***** Material shown *****
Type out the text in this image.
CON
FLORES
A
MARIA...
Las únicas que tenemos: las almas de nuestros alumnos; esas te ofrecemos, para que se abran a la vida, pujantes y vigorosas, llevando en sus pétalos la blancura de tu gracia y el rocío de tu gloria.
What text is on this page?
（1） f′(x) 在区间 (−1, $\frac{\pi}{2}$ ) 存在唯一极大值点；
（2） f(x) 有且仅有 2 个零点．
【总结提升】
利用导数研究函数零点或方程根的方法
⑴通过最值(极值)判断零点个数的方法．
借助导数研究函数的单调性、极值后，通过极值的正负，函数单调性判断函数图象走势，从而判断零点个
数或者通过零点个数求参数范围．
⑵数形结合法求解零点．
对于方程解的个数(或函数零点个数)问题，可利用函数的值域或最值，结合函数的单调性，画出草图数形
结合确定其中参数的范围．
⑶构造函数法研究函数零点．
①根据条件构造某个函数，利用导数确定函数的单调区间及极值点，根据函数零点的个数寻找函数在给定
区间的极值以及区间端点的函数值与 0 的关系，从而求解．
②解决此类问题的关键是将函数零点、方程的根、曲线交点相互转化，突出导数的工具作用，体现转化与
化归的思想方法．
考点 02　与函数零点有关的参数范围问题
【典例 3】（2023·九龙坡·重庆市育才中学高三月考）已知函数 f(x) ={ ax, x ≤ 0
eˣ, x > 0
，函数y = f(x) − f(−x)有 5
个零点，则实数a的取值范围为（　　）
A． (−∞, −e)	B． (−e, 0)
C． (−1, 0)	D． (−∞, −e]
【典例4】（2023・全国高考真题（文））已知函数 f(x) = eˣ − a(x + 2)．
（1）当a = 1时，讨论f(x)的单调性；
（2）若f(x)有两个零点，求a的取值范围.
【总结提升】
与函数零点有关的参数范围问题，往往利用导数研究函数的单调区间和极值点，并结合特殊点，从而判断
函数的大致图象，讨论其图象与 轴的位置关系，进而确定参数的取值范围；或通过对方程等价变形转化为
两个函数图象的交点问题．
*****
Tally up the lines of the listing containing the word "与函数零点有关的参数范围问题". Give only the total.

2